REQUEST: Gather from the listing below each line that includes the word "JSON", and copy it.

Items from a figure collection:
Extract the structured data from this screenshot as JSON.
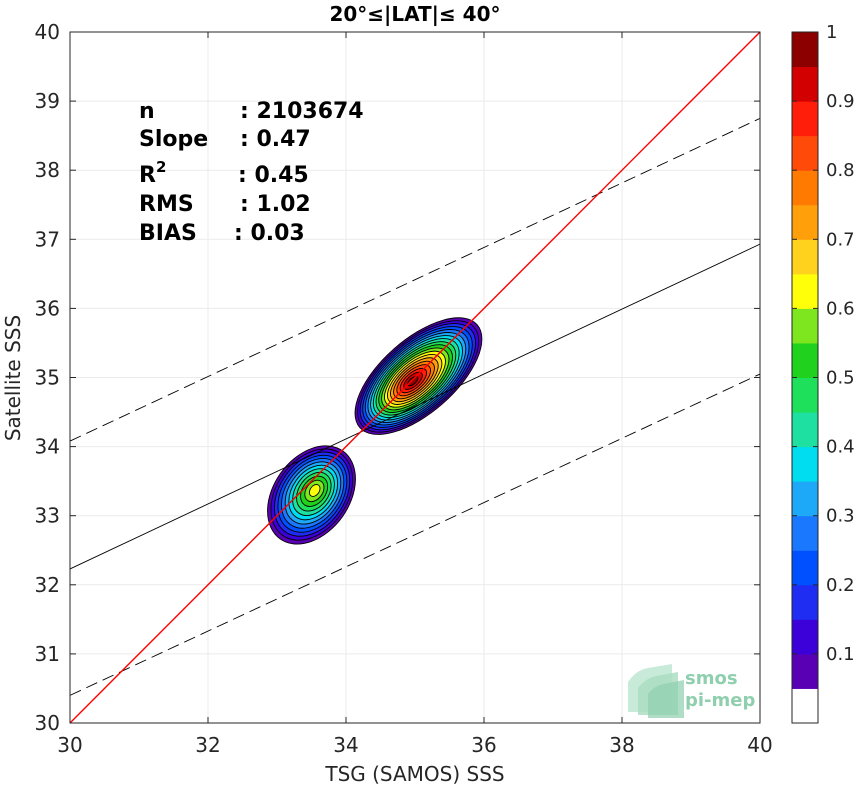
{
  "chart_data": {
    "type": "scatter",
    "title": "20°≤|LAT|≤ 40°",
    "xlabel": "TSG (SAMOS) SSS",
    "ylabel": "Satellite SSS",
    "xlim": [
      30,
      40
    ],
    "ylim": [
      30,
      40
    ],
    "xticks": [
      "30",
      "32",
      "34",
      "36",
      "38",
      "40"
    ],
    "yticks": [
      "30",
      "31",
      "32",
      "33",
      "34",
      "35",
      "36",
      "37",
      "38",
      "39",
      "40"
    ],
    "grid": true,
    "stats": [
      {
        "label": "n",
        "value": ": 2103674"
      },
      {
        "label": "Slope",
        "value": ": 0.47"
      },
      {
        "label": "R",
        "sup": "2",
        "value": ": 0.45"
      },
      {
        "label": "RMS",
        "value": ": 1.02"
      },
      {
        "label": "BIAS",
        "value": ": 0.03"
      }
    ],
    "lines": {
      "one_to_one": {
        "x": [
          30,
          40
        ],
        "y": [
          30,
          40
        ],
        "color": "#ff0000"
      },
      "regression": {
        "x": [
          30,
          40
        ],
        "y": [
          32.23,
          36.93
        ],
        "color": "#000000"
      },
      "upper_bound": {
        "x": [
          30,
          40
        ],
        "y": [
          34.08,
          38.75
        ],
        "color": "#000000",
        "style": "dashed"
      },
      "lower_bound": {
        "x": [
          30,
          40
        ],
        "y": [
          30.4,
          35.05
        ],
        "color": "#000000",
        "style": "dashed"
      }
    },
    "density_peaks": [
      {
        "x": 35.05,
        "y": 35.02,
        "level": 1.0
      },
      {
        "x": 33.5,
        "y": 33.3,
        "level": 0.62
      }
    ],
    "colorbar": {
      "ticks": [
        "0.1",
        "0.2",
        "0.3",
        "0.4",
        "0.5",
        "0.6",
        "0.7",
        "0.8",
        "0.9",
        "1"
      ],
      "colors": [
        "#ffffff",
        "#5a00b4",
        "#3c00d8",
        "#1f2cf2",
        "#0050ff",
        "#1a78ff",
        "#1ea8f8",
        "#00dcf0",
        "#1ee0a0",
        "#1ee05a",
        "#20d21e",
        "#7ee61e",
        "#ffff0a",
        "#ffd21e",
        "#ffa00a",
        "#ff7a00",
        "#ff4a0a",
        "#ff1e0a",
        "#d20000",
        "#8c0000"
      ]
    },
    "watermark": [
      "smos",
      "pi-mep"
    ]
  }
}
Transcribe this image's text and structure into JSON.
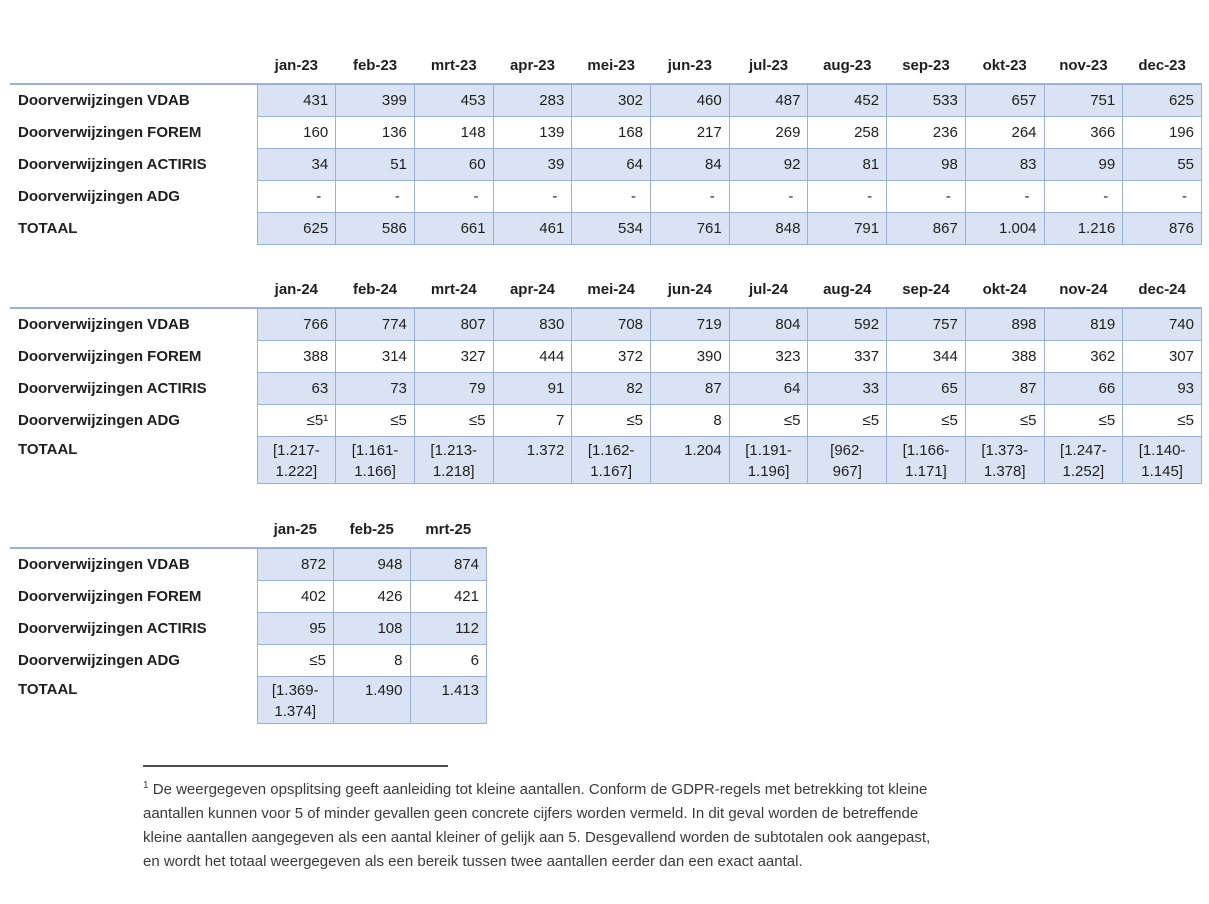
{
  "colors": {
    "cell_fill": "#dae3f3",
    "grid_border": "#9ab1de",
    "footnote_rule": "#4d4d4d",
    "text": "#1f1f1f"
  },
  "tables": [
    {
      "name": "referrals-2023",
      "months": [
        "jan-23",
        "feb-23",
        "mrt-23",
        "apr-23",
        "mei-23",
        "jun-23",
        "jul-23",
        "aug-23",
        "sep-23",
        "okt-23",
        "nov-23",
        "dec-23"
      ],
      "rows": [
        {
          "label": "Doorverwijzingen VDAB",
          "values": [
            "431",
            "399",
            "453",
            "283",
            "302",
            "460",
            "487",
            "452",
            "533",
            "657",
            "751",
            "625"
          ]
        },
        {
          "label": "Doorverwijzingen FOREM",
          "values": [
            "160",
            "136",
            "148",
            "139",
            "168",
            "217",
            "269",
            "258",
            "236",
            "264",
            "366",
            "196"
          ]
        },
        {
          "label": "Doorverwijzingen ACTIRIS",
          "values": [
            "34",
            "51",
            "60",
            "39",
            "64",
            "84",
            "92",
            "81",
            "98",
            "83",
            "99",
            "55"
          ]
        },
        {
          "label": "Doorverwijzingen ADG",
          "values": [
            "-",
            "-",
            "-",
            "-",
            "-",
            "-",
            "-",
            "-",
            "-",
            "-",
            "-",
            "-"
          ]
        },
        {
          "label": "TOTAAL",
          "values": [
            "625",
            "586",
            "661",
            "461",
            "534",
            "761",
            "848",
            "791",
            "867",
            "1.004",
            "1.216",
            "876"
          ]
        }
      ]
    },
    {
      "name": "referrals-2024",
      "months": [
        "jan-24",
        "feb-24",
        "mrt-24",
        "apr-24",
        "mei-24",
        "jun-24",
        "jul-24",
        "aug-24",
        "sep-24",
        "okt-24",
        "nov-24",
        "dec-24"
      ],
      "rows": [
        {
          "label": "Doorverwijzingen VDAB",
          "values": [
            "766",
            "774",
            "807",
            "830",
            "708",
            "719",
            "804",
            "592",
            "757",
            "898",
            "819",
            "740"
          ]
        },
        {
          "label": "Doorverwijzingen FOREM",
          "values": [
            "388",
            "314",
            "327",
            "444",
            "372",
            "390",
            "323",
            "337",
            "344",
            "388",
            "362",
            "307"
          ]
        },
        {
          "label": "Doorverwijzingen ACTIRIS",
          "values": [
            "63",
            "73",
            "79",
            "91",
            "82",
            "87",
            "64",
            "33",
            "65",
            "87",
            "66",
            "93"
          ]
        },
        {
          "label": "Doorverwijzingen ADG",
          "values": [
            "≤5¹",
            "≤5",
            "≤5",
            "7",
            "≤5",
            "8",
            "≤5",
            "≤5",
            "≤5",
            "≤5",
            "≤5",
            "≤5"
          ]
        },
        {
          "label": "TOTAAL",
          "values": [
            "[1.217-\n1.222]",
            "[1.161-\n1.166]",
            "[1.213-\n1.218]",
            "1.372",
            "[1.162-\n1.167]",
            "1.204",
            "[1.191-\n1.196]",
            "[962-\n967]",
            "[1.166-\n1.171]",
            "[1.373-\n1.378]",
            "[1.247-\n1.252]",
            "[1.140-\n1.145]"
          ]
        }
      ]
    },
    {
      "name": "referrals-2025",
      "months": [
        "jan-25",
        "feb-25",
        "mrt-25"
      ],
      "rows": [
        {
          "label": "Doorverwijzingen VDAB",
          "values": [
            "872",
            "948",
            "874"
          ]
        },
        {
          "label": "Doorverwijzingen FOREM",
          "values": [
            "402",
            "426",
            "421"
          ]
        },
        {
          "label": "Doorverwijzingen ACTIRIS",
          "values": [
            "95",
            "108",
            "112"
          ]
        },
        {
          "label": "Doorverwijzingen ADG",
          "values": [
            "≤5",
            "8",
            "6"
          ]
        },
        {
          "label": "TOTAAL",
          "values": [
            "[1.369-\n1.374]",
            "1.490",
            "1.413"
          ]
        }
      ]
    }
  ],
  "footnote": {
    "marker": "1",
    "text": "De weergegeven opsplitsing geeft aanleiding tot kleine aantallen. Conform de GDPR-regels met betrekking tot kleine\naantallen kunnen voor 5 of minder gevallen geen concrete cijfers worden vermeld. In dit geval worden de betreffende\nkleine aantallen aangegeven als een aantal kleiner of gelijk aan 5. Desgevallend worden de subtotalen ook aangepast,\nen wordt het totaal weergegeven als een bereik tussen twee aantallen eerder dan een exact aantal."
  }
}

TASK OUTPUT:
Extract the structured data from this screenshot as JSON.
Transcribe this image's text and structure into JSON.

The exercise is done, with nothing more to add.